To do:
Write out the entries below once more, exactly, with the pictures left out.

Data extract:
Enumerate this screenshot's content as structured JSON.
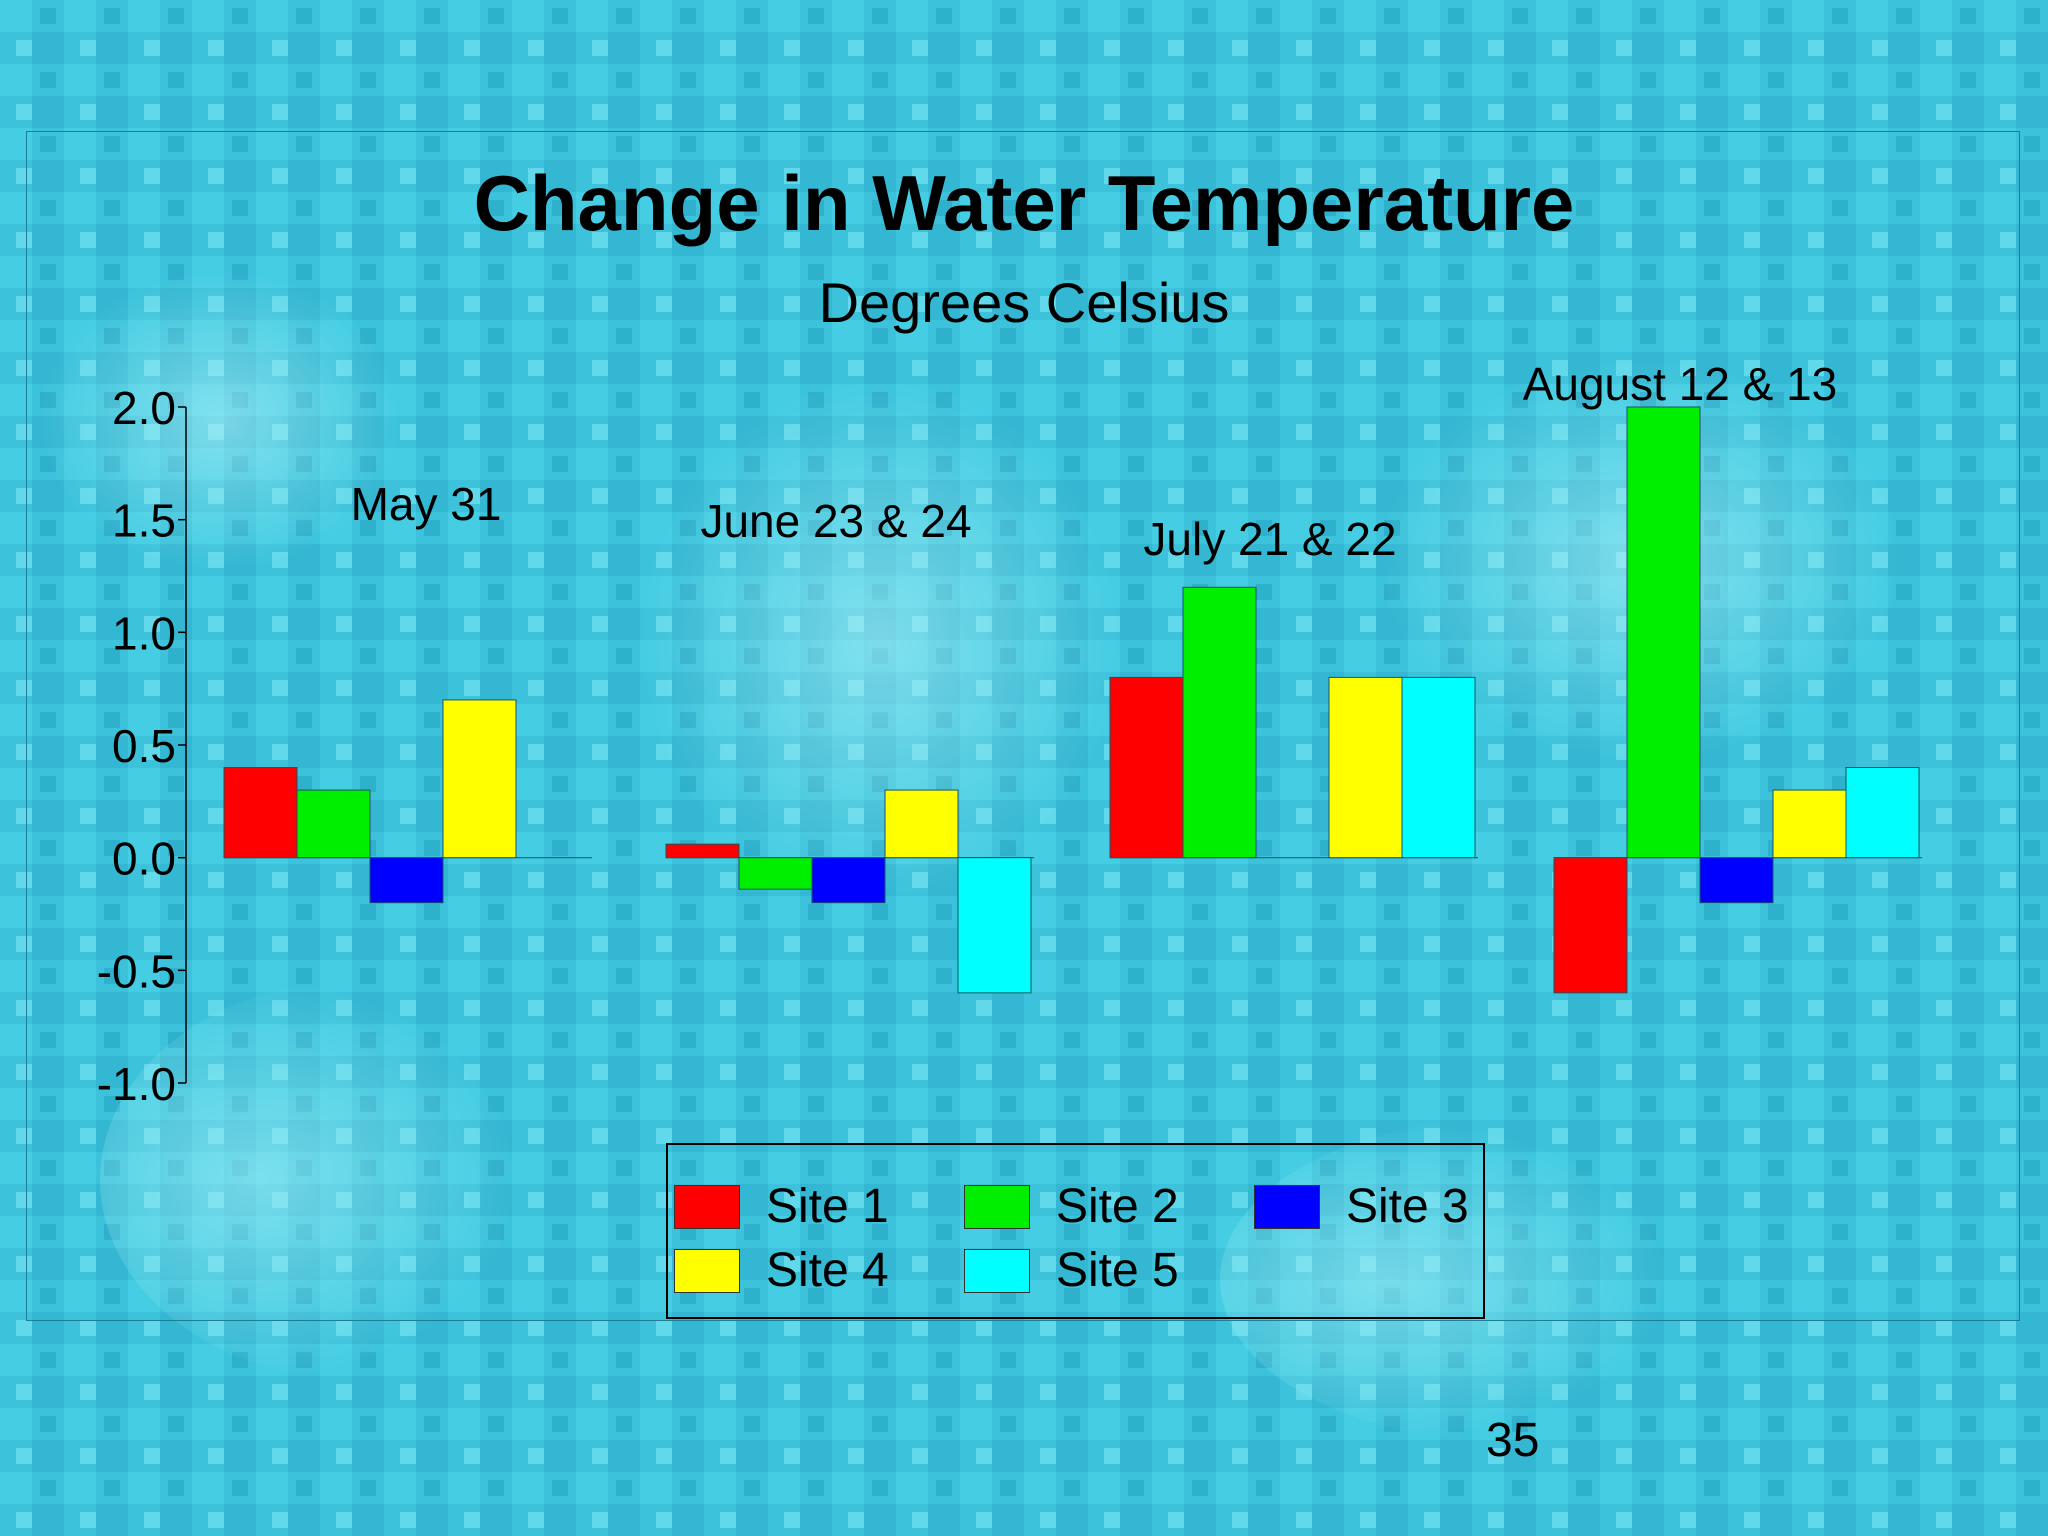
{
  "slide": {
    "page_number": "35"
  },
  "colors": {
    "background": "#3cc3db",
    "background_light": "#7fe3f0",
    "background_dark": "#1ea3c3"
  },
  "chart_data": {
    "type": "bar",
    "title": "Change in Water Temperature",
    "subtitle": "Degrees Celsius",
    "xlabel": "",
    "ylabel": "",
    "ylim": [
      -1.0,
      2.0
    ],
    "yticks": [
      "2.0",
      "1.5",
      "1.0",
      "0.5",
      "0.0",
      "-0.5",
      "-1.0"
    ],
    "categories": [
      "May 31",
      "June 23 & 24",
      "July 21 & 22",
      "August 12 & 13"
    ],
    "grid": false,
    "legend_position": "bottom-center",
    "series": [
      {
        "name": "Site 1",
        "color": "#ff0000",
        "values": [
          0.4,
          0.06,
          0.8,
          -0.6
        ]
      },
      {
        "name": "Site 2",
        "color": "#00ee00",
        "values": [
          0.3,
          -0.14,
          1.2,
          2.0
        ]
      },
      {
        "name": "Site 3",
        "color": "#0000ff",
        "values": [
          -0.2,
          -0.2,
          0.0,
          -0.2
        ]
      },
      {
        "name": "Site 4",
        "color": "#ffff00",
        "values": [
          0.7,
          0.3,
          0.8,
          0.3
        ]
      },
      {
        "name": "Site 5",
        "color": "#00ffff",
        "values": [
          0.0,
          -0.6,
          0.8,
          0.4
        ]
      }
    ]
  }
}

Final result:
Enumerate this screenshot's content as structured JSON.
{
  "slide": {
    "page_number": "35"
  },
  "colors": {
    "background": "#3cc3db",
    "background_light": "#7fe3f0",
    "background_dark": "#1ea3c3"
  },
  "chart_data": {
    "type": "bar",
    "title": "Change in Water Temperature",
    "subtitle": "Degrees Celsius",
    "xlabel": "",
    "ylabel": "",
    "ylim": [
      -1.0,
      2.0
    ],
    "yticks": [
      "2.0",
      "1.5",
      "1.0",
      "0.5",
      "0.0",
      "-0.5",
      "-1.0"
    ],
    "categories": [
      "May 31",
      "June 23 & 24",
      "July 21 & 22",
      "August 12 & 13"
    ],
    "grid": false,
    "legend_position": "bottom-center",
    "series": [
      {
        "name": "Site 1",
        "color": "#ff0000",
        "values": [
          0.4,
          0.06,
          0.8,
          -0.6
        ]
      },
      {
        "name": "Site 2",
        "color": "#00ee00",
        "values": [
          0.3,
          -0.14,
          1.2,
          2.0
        ]
      },
      {
        "name": "Site 3",
        "color": "#0000ff",
        "values": [
          -0.2,
          -0.2,
          0.0,
          -0.2
        ]
      },
      {
        "name": "Site 4",
        "color": "#ffff00",
        "values": [
          0.7,
          0.3,
          0.8,
          0.3
        ]
      },
      {
        "name": "Site 5",
        "color": "#00ffff",
        "values": [
          0.0,
          -0.6,
          0.8,
          0.4
        ]
      }
    ]
  }
}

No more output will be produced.